>> BEGIN
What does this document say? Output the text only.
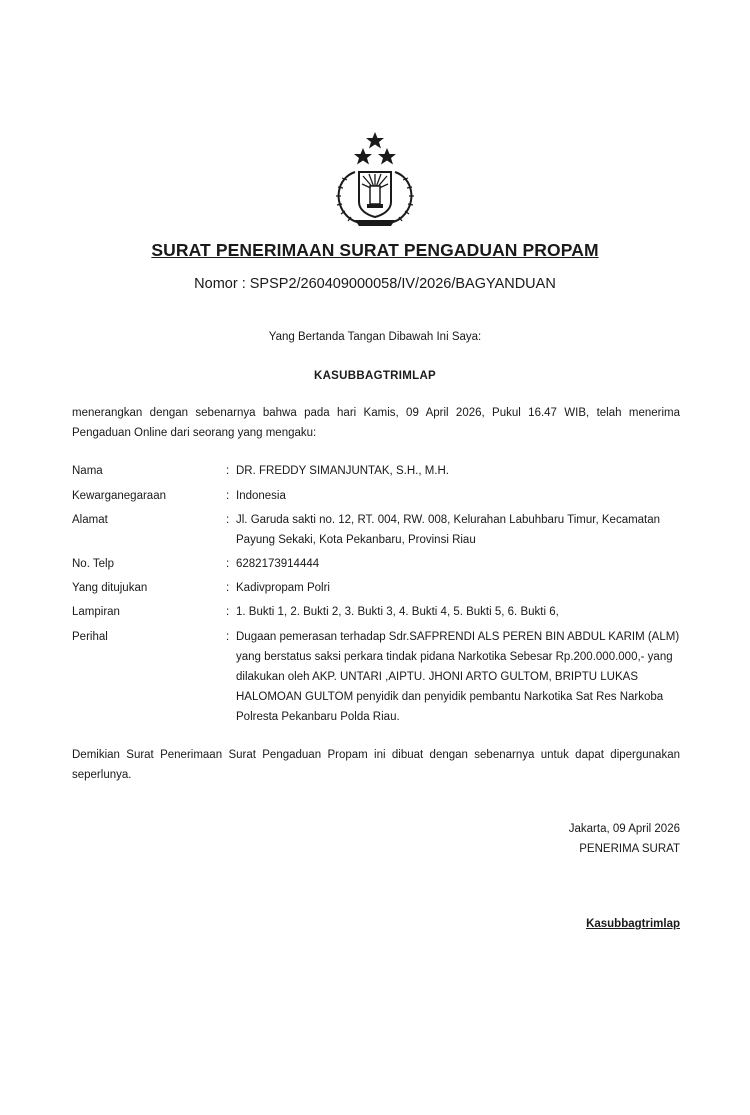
SURAT PENERIMAAN SURAT PENGADUAN PROPAM
Nomor : SPSP2/260409000058/IV/2026/BAGYANDUAN
Yang Bertanda Tangan Dibawah Ini Saya:
KASUBBAGTRIMLAP
menerangkan dengan sebenarnya bahwa pada hari Kamis, 09 April 2026, Pukul 16.47 WIB, telah menerima Pengaduan Online dari seorang yang mengaku:
Nama	: DR. FREDDY SIMANJUNTAK, S.H., M.H.
Kewarganegaraan	: Indonesia
Alamat	: Jl. Garuda sakti no. 12, RT. 004, RW. 008, Kelurahan Labuhbaru Timur, Kecamatan Payung Sekaki, Kota Pekanbaru, Provinsi Riau
No. Telp	: 6282173914444
Yang ditujukan	: Kadivpropam Polri
Lampiran	: 1. Bukti 1, 2. Bukti 2, 3. Bukti 3, 4. Bukti 4, 5. Bukti 5, 6. Bukti 6,
Perihal	: Dugaan pemerasan terhadap Sdr.SAFPRENDI ALS PEREN BIN ABDUL KARIM (ALM) yang berstatus saksi perkara tindak pidana Narkotika Sebesar Rp.200.000.000,- yang dilakukan oleh AKP. UNTARI ,AIPTU. JHONI ARTO GULTOM, BRIPTU LUKAS HALOMOAN GULTOM penyidik dan penyidik pembantu Narkotika Sat Res Narkoba Polresta Pekanbaru Polda Riau.
Demikian Surat Penerimaan Surat Pengaduan Propam ini dibuat dengan sebenarnya untuk dapat dipergunakan seperlunya.
Jakarta, 09 April 2026
PENERIMA SURAT
Kasubbagtrimlap
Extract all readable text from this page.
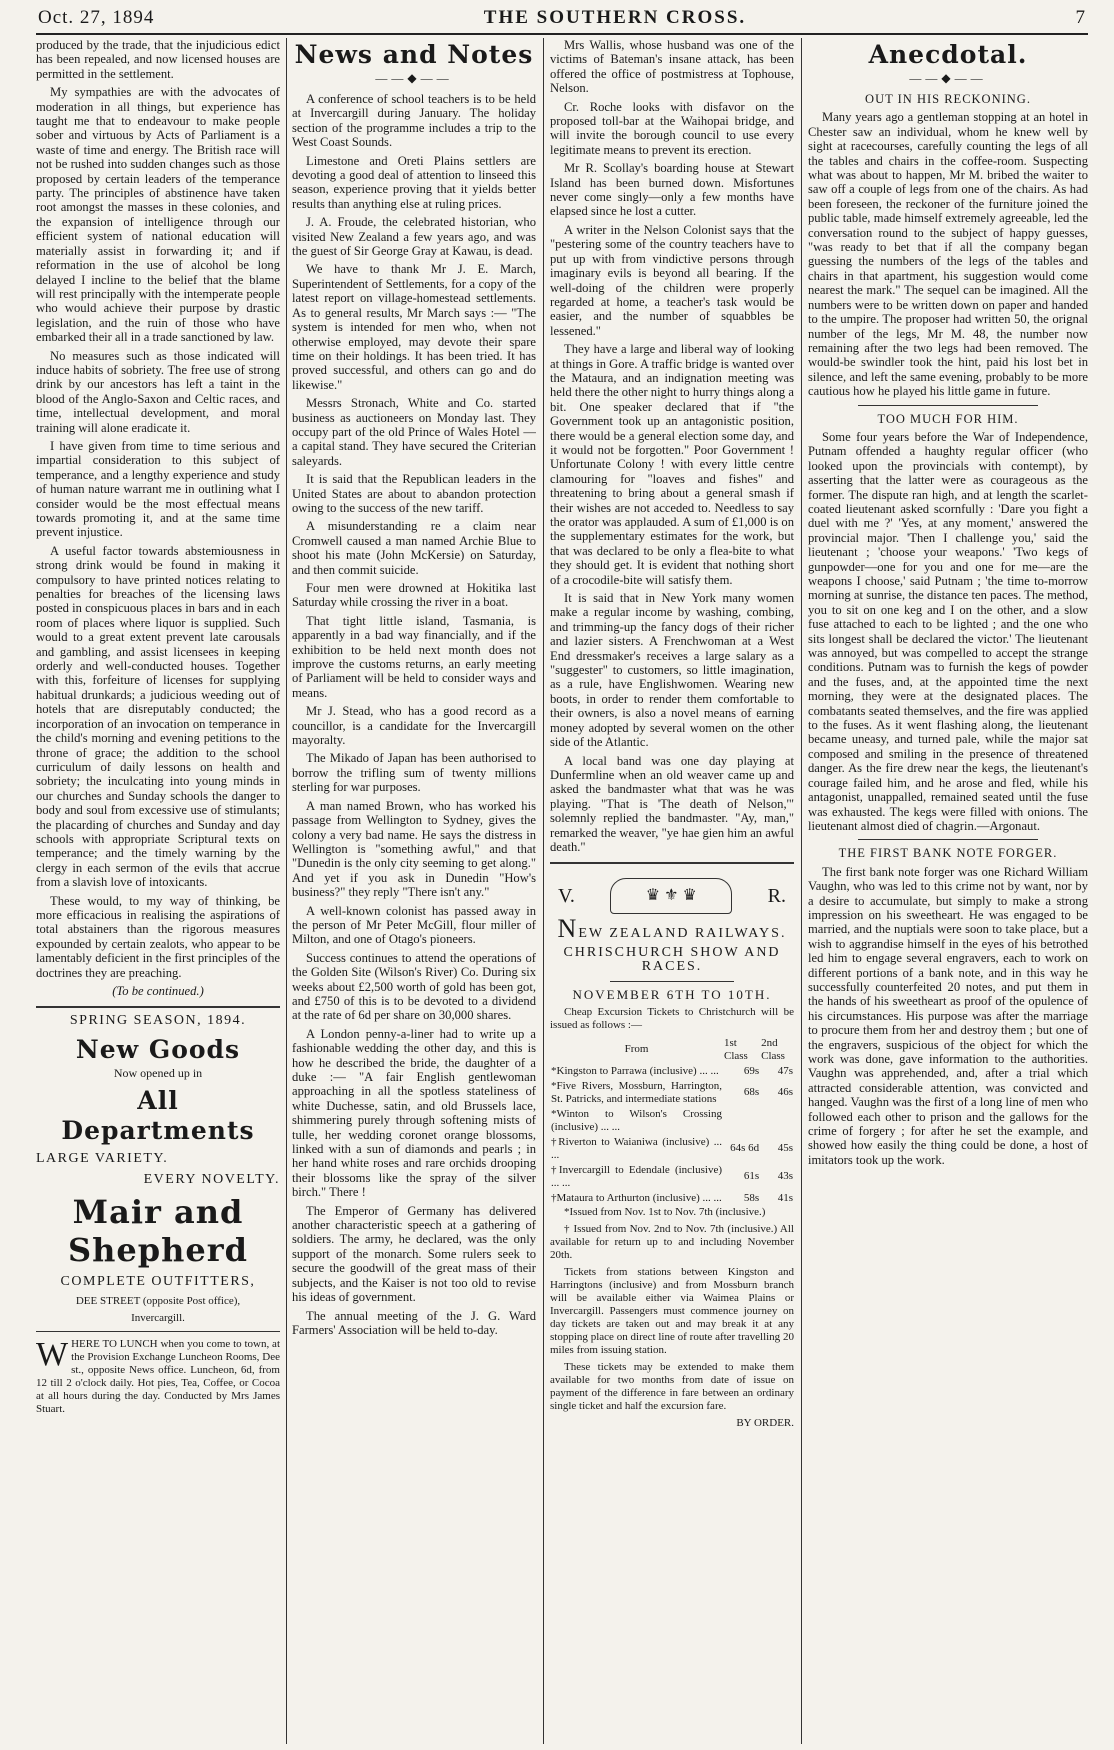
Oct. 27, 1894	THE SOUTHERN CROSS.	7

produced by the trade, that the injudicious edict has been repealed, and now licensed houses are permitted in the settlement.

My sympathies are with the advocates of moderation in all things, but experience has taught me that to endeavour to make people sober and virtuous by Acts of Parliament is a waste of time and energy. The British race will not be rushed into sudden changes such as those proposed by certain leaders of the temperance party. The principles of abstinence have taken root amongst the masses in these colonies, and the expansion of intelligence through our efficient system of national education will materially assist in forwarding it; and if reformation in the use of alcohol be long delayed I incline to the belief that the blame will rest principally with the intemperate people who would achieve their purpose by drastic legislation, and the ruin of those who have embarked their all in a trade sanctioned by law.

No measures such as those indicated will induce habits of sobriety. The free use of strong drink by our ancestors has left a taint in the blood of the Anglo-Saxon and Celtic races, and time, intellectual development, and moral training will alone eradicate it.

I have given from time to time serious and impartial consideration to this subject of temperance, and a lengthy experience and study of human nature warrant me in outlining what I consider would be the most effectual means towards promoting it, and at the same time prevent injustice.

A useful factor towards abstemiousness in strong drink would be found in making it compulsory to have printed notices relating to penalties for breaches of the licensing laws posted in conspicuous places in bars and in each room of places where liquor is supplied. Such would to a great extent prevent late carousals and gambling, and assist licensees in keeping orderly and well-conducted houses. Together with this, forfeiture of licenses for supplying habitual drunkards; a judicious weeding out of hotels that are disreputably conducted; the incorporation of an invocation on temperance in the child's morning and evening petitions to the throne of grace; the addition to the school curriculum of daily lessons on health and sobriety; the inculcating into young minds in our churches and Sunday schools the danger to body and soul from excessive use of stimulants; the placarding of churches and Sunday and day schools with appropriate Scriptural texts on temperance; and the timely warning by the clergy in each sermon of the evils that accrue from a slavish love of intoxicants.

These would, to my way of thinking, be more efficacious in realising the aspirations of total abstainers than the rigorous measures expounded by certain zealots, who appear to be lamentably deficient in the first principles of the doctrines they are preaching.

(To be continued.)

SPRING SEASON, 1894.

New Goods
Now opened up in
All Departments

LARGE VARIETY.

EVERY NOVELTY.

Mair and
Shepherd

COMPLETE OUTFITTERS,

DEE STREET (opposite Post office),

Invercargill.

W HERE TO LUNCH when you come to town, at the Provision Exchange Luncheon Rooms, Dee st., opposite News office. Luncheon, 6d, from 12 till 2 o'clock daily. Hot pies, Tea, Coffee, or Cocoa at all hours during the day. Conducted by Mrs James Stuart.
News and Notes
——◆——

A conference of school teachers is to be held at Invercargill during January. The holiday section of the programme includes a trip to the West Coast Sounds.

Limestone and Oreti Plains settlers are devoting a good deal of attention to linseed this season, experience proving that it yields better results than anything else at ruling prices.

J. A. Froude, the celebrated historian, who visited New Zealand a few years ago, and was the guest of Sir George Gray at Kawau, is dead.

We have to thank Mr J. E. March, Superintendent of Settlements, for a copy of the latest report on village-homestead settlements. As to general results, Mr March says :— "The system is intended for men who, when not otherwise employed, may devote their spare time on their holdings. It has been tried. It has proved successful, and others can go and do likewise."

Messrs Stronach, White and Co. started business as auctioneers on Monday last. They occupy part of the old Prince of Wales Hotel — a capital stand. They have secured the Criterian saleyards.

It is said that the Republican leaders in the United States are about to abandon protection owing to the success of the new tariff.

A misunderstanding re a claim near Cromwell caused a man named Archie Blue to shoot his mate (John McKersie) on Saturday, and then commit suicide.

Four men were drowned at Hokitika last Saturday while crossing the river in a boat.

That tight little island, Tasmania, is apparently in a bad way financially, and if the exhibition to be held next month does not improve the customs returns, an early meeting of Parliament will be held to consider ways and means.

Mr J. Stead, who has a good record as a councillor, is a candidate for the Invercargill mayoralty.

The Mikado of Japan has been authorised to borrow the trifling sum of twenty millions sterling for war purposes.

A man named Brown, who has worked his passage from Wellington to Sydney, gives the colony a very bad name. He says the distress in Wellington is "something awful," and that "Dunedin is the only city seeming to get along." And yet if you ask in Dunedin "How's business?" they reply "There isn't any."

A well-known colonist has passed away in the person of Mr Peter McGill, flour miller of Milton, and one of Otago's pioneers.

Success continues to attend the operations of the Golden Site (Wilson's River) Co. During six weeks about £2,500 worth of gold has been got, and £750 of this is to be devoted to a dividend at the rate of 6d per share on 30,000 shares.

A London penny-a-liner had to write up a fashionable wedding the other day, and this is how he described the bride, the daughter of a duke :— "A fair English gentlewoman approaching in all the spotless stateliness of white Duchesse, satin, and old Brussels lace, shimmering purely through softening mists of tulle, her wedding coronet orange blossoms, linked with a sun of diamonds and pearls ; in her hand white roses and rare orchids drooping their blossoms like the spray of the silver birch." There !

The Emperor of Germany has delivered another characteristic speech at a gathering of soldiers. The army, he declared, was the only support of the monarch. Some rulers seek to secure the goodwill of the great mass of their subjects, and the Kaiser is not too old to revise his ideas of government.

The annual meeting of the J. G. Ward Farmers' Association will be held to-day.

Mrs Wallis, whose husband was one of the victims of Bateman's insane attack, has been offered the office of postmistress at Tophouse, Nelson.

Cr. Roche looks with disfavor on the proposed toll-bar at the Waihopai bridge, and will invite the borough council to use every legitimate means to prevent its erection.

Mr R. Scollay's boarding house at Stewart Island has been burned down. Misfortunes never come singly—only a few months have elapsed since he lost a cutter.

A writer in the Nelson Colonist says that the "pestering some of the country teachers have to put up with from vindictive persons through imaginary evils is beyond all bearing. If the well-doing of the children were properly regarded at home, a teacher's task would be easier, and the number of squabbles be lessened."

They have a large and liberal way of looking at things in Gore. A traffic bridge is wanted over the Mataura, and an indignation meeting was held there the other night to hurry things along a bit. One speaker declared that if "the Government took up an antagonistic position, there would be a general election some day, and it would not be forgotten." Poor Government ! Unfortunate Colony ! with every little centre clamouring for "loaves and fishes" and threatening to bring about a general smash if their wishes are not acceded to. Needless to say the orator was applauded. A sum of £1,000 is on the supplementary estimates for the work, but that was declared to be only a flea-bite to what they should get. It is evident that nothing short of a crocodile-bite will satisfy them.

It is said that in New York many women make a regular income by washing, combing, and trimming-up the fancy dogs of their richer and lazier sisters. A Frenchwoman at a West End dressmaker's receives a large salary as a "suggester" to customers, so little imagination, as a rule, have Englishwomen. Wearing new boots, in order to render them comfortable to their owners, is also a novel means of earning money adopted by several women on the other side of the Atlantic.

A local band was one day playing at Dunfermline when an old weaver came up and asked the bandmaster what that was he was playing. "That is 'The death of Nelson,'" solemnly replied the bandmaster. "Ay, man," remarked the weaver, "ye hae gien him an awful death."

V.	♛ ⚜ ♛	R.
NEW ZEALAND RAILWAYS.
CHRISCHURCH SHOW AND RACES.
NOVEMBER 6TH TO 10TH.

Cheap Excursion Tickets to Christchurch will be issued as follows :—

From	1st Class	2nd Class
*Kingston to Parrawa (inclusive) ... ...	69s	47s
*Five Rivers, Mossburn, Harrington, St. Patricks, and intermediate stations	68s	46s
*Winton to Wilson's Crossing (inclusive) ... ...		
†Riverton to Waianiwa (inclusive) ... ...	64s 6d	45s
†Invercargill to Edendale (inclusive) ... ...	61s	43s
†Mataura to Arthurton (inclusive) ... ...	58s	41s

*Issued from Nov. 1st to Nov. 7th (inclusive.)

† Issued from Nov. 2nd to Nov. 7th (inclusive.) All available for return up to and including November 20th.

Tickets from stations between Kingston and Harringtons (inclusive) and from Mossburn branch will be available either via Waimea Plains or Invercargill. Passengers must commence journey on day tickets are taken out and may break it at any stopping place on direct line of route after travelling 20 miles from issuing station.

These tickets may be extended to make them available for two months from date of issue on payment of the difference in fare between an ordinary single ticket and half the excursion fare.

BY ORDER.

Anecdotal.
——◆——

OUT IN HIS RECKONING.

Many years ago a gentleman stopping at an hotel in Chester saw an individual, whom he knew well by sight at racecourses, carefully counting the legs of all the tables and chairs in the coffee-room. Suspecting what was about to happen, Mr M. bribed the waiter to saw off a couple of legs from one of the chairs. As had been foreseen, the reckoner of the furniture joined the public table, made himself extremely agreeable, led the conversation round to the subject of happy guesses, "was ready to bet that if all the company began guessing the numbers of the legs of the tables and chairs in that apartment, his suggestion would come nearest the mark." The sequel can be imagined. All the numbers were to be written down on paper and handed to the umpire. The proposer had written 50, the orignal number of the legs, Mr M. 48, the number now remaining after the two legs had been removed. The would-be swindler took the hint, paid his lost bet in silence, and left the same evening, probably to be more cautious how he played his little game in future.

TOO MUCH FOR HIM.

Some four years before the War of Independence, Putnam offended a haughty regular officer (who looked upon the provincials with contempt), by asserting that the latter were as courageous as the former. The dispute ran high, and at length the scarlet-coated lieutenant asked scornfully : 'Dare you fight a duel with me ?' 'Yes, at any moment,' answered the provincial major. 'Then I challenge you,' said the lieutenant ; 'choose your weapons.' 'Two kegs of gunpowder—one for you and one for me—are the weapons I choose,' said Putnam ; 'the time to-morrow morning at sunrise, the distance ten paces. The method, you to sit on one keg and I on the other, and a slow fuse attached to each to be lighted ; and the one who sits longest shall be declared the victor.' The lieutenant was annoyed, but was compelled to accept the strange conditions. Putnam was to furnish the kegs of powder and the fuses, and, at the appointed time the next morning, they were at the designated places. The combatants seated themselves, and the fire was applied to the fuses. As it went flashing along, the lieutenant became uneasy, and turned pale, while the major sat composed and smiling in the presence of threatened danger. As the fire drew near the kegs, the lieutenant's courage failed him, and he arose and fled, while his antagonist, unappalled, remained seated until the fuse was exhausted. The kegs were filled with onions. The lieutenant almost died of chagrin.—Argonaut.

THE FIRST BANK NOTE FORGER.

The first bank note forger was one Richard William Vaughn, who was led to this crime not by want, nor by a desire to accumulate, but simply to make a strong impression on his sweetheart. He was engaged to be married, and the nuptials were soon to take place, but a wish to aggrandise himself in the eyes of his betrothed led him to engage several engravers, each to work on different portions of a bank note, and in this way he successfully counterfeited 20 notes, and put them in the hands of his sweetheart as proof of the opulence of his circumstances. His purpose was after the marriage to procure them from her and destroy them ; but one of the engravers, suspicious of the object for which the work was done, gave information to the authorities. Vaughn was apprehended, and, after a trial which attracted considerable attention, was convicted and hanged. Vaughn was the first of a long line of men who followed each other to prison and the gallows for the crime of forgery ; for after he set the example, and showed how easily the thing could be done, a host of imitators took up the work.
>> END
Goal -
Copy out every line of the data that includes the word "Mataura".

Solution to this task -
They have a large and liberal way of looking at things in Gore. A traffic bridge is wanted over the Mataura, and an indignation meeting was held there the other night to hurry things along a bit. One speaker declared that if "the Government took up an antagonistic position, there would be a general election some day, and it would not be forgotten." Poor Government ! Unfortunate Colony ! with every little centre clamouring for "loaves and fishes" and threatening to bring about a general smash if their wishes are not acceded to. Needless to say the orator was applauded. A sum of £1,000 is on the supplementary estimates for the work, but that was declared to be only a flea-bite to what they should get. It is evident that nothing short of a crocodile-bite will satisfy them.
†Mataura to Arthurton (inclusive) ... ...	58s	41s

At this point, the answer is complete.